═════ Exercise inputs

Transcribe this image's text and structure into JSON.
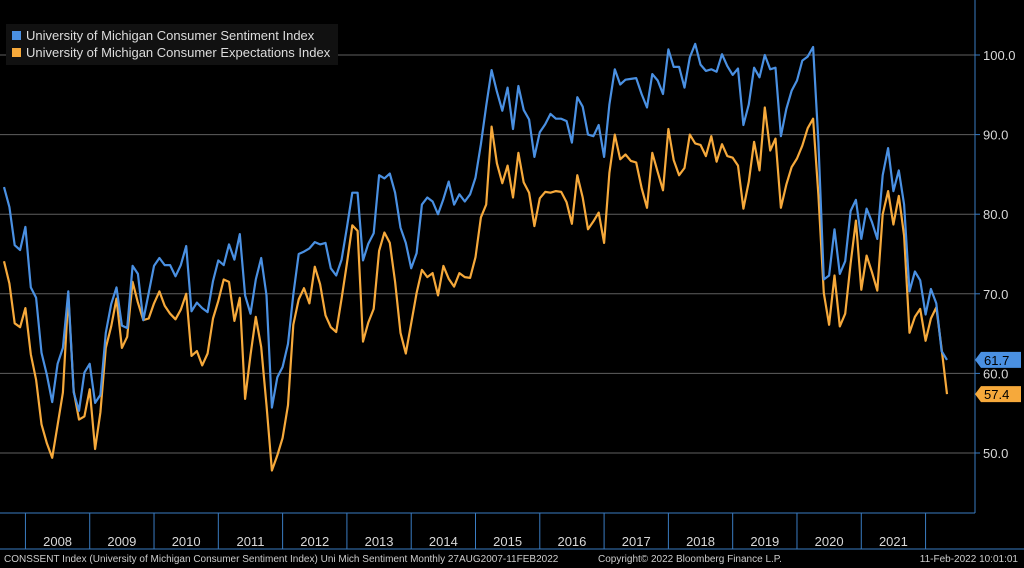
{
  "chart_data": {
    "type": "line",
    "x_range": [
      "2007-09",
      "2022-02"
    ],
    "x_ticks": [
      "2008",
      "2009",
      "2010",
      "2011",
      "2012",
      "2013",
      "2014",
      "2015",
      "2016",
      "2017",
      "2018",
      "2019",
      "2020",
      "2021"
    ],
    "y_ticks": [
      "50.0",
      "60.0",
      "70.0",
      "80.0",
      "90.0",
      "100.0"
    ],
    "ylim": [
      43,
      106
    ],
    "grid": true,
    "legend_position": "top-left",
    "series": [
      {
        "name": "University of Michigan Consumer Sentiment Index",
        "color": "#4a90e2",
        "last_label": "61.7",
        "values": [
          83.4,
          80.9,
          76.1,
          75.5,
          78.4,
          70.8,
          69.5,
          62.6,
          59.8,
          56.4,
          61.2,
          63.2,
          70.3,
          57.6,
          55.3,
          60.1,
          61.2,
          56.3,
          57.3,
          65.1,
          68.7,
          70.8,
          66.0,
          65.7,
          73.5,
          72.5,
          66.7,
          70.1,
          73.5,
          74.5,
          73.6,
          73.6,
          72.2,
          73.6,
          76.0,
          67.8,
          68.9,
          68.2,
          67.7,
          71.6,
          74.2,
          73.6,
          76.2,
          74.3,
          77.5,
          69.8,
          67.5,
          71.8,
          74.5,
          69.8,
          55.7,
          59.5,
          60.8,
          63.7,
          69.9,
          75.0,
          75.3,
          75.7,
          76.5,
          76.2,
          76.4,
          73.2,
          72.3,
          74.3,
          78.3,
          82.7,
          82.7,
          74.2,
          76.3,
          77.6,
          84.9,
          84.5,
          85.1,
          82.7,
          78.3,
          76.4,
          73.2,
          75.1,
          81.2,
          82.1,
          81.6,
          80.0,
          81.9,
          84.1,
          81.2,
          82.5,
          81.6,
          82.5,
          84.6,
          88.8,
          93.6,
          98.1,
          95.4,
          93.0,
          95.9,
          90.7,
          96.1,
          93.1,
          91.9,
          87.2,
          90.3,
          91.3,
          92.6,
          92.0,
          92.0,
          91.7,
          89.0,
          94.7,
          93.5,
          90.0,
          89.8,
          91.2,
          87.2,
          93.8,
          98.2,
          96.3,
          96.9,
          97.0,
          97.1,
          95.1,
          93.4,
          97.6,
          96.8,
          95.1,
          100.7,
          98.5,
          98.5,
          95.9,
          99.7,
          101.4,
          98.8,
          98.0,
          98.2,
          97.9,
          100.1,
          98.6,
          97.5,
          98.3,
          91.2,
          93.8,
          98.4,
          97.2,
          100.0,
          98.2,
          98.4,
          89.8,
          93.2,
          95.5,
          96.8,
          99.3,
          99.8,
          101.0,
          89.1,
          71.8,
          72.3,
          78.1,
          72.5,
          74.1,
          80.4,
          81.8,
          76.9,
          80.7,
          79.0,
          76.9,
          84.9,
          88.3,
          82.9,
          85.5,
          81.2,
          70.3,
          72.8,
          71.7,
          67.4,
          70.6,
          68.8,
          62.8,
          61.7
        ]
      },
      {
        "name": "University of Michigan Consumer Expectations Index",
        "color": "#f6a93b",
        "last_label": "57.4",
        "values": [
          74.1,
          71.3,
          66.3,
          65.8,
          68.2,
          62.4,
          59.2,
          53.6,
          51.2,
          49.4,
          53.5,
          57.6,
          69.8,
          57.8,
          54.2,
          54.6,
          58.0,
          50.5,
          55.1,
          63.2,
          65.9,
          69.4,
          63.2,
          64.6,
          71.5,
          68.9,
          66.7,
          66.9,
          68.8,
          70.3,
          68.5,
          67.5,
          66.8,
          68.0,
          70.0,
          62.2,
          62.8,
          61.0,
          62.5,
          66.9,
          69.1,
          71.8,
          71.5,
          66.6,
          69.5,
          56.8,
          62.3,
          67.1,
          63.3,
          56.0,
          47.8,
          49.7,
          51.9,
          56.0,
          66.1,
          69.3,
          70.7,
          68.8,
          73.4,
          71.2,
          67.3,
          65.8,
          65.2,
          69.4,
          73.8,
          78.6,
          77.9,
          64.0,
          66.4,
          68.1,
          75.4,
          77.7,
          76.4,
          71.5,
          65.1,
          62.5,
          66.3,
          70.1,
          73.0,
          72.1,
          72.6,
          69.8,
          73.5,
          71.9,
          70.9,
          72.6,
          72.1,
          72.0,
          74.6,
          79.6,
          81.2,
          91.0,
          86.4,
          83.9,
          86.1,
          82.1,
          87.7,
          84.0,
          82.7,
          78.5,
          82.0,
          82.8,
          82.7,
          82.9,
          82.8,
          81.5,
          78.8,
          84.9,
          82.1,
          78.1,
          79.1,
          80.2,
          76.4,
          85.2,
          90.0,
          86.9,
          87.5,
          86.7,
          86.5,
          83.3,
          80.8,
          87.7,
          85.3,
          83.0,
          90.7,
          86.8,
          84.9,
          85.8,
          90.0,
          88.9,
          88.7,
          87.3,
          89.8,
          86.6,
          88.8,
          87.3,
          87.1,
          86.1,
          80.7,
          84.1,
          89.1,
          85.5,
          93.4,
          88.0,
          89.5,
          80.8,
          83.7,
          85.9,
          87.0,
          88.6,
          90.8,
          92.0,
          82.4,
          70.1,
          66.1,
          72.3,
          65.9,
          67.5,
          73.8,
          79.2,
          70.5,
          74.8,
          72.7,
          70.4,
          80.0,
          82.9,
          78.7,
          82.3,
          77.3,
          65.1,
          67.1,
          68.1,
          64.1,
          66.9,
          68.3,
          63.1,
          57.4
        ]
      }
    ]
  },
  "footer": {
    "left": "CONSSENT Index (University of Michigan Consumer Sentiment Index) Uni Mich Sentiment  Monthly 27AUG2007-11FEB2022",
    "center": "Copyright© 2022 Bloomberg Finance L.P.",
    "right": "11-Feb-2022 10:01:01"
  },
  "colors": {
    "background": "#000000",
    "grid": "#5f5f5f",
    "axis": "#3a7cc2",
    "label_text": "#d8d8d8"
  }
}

══════════

* **Exercise prompt**
Where a line holds "name", copy it out.

* **Solution to the problem**
        "name": "University of Michigan Consumer Sentiment Index",
        "name": "University of Michigan Consumer Expectations Index",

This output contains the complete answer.